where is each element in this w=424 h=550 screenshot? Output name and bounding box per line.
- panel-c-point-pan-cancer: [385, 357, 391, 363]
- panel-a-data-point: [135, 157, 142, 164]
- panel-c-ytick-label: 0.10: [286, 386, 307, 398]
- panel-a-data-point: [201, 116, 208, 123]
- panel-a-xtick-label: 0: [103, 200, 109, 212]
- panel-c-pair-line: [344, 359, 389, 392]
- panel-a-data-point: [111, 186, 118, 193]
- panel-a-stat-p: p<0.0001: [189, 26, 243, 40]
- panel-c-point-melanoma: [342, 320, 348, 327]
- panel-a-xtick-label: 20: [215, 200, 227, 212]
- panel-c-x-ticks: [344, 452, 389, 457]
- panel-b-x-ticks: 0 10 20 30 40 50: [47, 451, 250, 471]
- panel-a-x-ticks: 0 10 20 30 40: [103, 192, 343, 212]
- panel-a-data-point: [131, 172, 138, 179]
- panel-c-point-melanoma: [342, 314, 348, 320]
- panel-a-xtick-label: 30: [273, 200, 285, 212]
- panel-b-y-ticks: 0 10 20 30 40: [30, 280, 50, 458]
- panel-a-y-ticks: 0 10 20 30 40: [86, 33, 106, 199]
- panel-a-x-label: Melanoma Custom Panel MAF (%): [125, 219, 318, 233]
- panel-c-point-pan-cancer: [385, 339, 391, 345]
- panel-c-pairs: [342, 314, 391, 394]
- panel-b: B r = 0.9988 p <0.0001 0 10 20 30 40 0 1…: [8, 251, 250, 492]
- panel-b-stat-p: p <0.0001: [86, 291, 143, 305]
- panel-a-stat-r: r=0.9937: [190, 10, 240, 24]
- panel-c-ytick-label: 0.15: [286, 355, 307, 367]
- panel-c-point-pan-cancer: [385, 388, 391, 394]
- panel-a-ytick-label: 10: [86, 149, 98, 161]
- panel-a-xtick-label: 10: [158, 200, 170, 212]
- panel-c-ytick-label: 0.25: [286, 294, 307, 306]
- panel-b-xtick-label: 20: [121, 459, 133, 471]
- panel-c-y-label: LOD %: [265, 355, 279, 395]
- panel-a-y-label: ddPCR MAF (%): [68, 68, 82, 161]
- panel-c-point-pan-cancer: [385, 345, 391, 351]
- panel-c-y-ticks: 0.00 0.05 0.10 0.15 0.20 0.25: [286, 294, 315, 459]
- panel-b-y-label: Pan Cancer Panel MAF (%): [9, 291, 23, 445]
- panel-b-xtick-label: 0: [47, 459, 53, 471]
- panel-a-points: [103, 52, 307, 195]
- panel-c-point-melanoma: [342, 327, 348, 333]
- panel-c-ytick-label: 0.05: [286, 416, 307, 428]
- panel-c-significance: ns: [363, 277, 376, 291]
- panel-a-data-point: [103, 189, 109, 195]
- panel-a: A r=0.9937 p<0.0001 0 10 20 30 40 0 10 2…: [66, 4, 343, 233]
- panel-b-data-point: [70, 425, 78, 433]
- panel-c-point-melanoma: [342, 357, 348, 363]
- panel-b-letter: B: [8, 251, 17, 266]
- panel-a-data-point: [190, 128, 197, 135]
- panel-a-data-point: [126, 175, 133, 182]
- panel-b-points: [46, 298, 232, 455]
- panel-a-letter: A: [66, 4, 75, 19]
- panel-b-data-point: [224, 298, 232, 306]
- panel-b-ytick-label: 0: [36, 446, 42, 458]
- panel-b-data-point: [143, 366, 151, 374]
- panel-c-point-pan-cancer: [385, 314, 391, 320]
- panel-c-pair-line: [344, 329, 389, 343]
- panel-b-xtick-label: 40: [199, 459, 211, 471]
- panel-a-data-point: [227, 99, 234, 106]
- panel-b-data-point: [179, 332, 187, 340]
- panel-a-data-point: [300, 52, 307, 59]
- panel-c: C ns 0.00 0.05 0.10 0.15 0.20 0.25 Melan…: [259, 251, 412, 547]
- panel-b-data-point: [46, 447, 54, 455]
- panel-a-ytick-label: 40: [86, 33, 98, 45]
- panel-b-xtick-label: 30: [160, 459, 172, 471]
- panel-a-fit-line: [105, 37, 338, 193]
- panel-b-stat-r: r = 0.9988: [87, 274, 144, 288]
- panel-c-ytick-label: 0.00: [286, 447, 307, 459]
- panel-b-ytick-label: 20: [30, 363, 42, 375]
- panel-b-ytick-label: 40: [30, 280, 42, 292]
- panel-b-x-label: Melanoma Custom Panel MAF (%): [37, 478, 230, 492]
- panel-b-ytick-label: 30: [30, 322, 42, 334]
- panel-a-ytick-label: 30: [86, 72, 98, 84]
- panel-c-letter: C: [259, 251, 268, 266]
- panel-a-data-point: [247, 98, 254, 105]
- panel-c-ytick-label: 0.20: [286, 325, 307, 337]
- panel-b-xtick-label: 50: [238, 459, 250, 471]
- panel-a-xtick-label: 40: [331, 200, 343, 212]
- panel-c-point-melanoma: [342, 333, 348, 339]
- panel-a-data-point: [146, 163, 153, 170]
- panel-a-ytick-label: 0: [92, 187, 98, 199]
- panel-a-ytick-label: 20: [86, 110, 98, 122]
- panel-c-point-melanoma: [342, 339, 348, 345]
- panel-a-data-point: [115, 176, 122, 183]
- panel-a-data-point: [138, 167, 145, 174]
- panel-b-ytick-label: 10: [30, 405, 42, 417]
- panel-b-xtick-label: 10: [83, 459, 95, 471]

Directive:
Reproduce the material from its first line through the line containing "- panel-c-point-melanoma: [342, 320, 348, 327]", changing "panel-a-data-point" to "panel-a-marker" and leaving everything else the same.

Solution for this problem:
where is each element in this w=424 h=550 screenshot? Output name and bounding box per line.
- panel-c-point-pan-cancer: [385, 357, 391, 363]
- panel-a-marker: [135, 157, 142, 164]
- panel-c-ytick-label: 0.10: [286, 386, 307, 398]
- panel-a-marker: [201, 116, 208, 123]
- panel-a-xtick-label: 0: [103, 200, 109, 212]
- panel-c-pair-line: [344, 359, 389, 392]
- panel-a-marker: [111, 186, 118, 193]
- panel-a-stat-p: p<0.0001: [189, 26, 243, 40]
- panel-c-point-melanoma: [342, 320, 348, 327]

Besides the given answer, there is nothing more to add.